- _GIVEN PROBLEM_:
Search the material for the string "الأطفال" and copy each line where it occurs.
▬▬▬▬▬▬▬▬▬▬
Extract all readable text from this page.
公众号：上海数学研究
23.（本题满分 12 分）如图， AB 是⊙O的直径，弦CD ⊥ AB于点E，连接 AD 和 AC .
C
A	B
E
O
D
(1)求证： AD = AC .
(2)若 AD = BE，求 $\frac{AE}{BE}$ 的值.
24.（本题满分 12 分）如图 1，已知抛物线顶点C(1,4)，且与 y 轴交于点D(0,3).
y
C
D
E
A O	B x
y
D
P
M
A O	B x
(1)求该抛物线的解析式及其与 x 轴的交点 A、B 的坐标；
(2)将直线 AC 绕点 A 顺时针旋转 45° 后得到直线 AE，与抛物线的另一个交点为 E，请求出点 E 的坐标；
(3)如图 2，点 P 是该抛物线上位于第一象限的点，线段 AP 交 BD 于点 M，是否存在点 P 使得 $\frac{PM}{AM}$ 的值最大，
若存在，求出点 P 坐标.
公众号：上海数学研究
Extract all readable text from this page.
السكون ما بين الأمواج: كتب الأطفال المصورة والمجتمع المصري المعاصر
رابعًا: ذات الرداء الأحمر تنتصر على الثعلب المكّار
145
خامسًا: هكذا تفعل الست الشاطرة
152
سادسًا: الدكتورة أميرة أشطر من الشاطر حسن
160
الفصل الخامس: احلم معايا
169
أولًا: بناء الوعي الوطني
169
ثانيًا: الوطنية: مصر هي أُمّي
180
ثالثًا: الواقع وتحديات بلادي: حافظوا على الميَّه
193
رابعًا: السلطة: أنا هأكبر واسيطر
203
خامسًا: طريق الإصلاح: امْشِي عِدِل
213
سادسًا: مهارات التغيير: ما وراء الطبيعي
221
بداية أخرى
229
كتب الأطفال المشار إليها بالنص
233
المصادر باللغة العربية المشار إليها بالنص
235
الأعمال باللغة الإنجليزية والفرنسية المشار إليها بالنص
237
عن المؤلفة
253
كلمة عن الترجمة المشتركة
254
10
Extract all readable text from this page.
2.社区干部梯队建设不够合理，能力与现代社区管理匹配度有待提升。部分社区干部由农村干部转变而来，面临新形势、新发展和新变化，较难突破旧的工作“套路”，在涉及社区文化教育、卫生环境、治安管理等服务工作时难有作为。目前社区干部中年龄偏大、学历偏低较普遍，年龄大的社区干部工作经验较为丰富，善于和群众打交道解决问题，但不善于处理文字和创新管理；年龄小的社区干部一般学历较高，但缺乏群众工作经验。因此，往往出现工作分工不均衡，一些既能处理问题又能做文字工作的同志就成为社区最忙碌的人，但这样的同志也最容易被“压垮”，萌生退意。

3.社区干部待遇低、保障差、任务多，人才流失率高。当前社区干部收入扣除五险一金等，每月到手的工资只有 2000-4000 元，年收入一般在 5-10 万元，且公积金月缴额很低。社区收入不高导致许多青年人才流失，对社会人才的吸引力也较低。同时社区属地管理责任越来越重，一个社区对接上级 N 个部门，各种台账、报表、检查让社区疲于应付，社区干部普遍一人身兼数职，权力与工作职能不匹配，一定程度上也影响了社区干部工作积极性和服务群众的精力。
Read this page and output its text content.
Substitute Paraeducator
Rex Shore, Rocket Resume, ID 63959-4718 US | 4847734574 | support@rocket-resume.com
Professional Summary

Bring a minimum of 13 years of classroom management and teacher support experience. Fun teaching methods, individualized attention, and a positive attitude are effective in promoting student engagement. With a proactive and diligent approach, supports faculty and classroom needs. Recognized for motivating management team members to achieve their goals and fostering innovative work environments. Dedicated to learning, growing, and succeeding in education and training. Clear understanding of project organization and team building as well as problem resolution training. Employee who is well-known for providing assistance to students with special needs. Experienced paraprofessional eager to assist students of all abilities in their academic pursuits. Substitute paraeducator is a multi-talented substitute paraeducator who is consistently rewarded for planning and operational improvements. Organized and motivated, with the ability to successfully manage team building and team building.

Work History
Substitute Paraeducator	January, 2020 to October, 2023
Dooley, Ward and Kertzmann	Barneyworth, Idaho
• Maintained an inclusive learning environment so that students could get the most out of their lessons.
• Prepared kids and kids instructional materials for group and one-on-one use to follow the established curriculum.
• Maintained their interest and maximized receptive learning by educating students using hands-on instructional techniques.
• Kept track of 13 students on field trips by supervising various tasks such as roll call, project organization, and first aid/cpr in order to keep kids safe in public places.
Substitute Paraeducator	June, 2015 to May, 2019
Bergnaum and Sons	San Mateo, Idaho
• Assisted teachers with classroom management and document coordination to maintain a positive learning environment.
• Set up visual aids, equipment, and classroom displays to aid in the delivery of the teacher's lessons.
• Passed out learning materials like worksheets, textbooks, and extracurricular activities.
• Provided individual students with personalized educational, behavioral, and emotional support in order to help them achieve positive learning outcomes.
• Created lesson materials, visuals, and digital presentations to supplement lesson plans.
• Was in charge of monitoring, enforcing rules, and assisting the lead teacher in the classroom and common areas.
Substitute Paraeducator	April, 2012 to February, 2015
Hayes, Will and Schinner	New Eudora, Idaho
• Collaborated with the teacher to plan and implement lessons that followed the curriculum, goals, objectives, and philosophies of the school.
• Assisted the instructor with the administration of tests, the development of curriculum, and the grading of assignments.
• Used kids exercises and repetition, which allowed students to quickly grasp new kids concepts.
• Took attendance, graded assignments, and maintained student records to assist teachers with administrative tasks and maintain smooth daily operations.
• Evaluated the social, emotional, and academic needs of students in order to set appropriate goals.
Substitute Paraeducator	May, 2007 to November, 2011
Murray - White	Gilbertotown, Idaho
▬▬▬▬▬▬▬▬▬▬
- _CORRECT RESPONSE_:
السكون ما بين الأمواج: كتب الأطفال المصورة والمجتمع المصري المعاصر
كتب الأطفال المشار إليها بالنص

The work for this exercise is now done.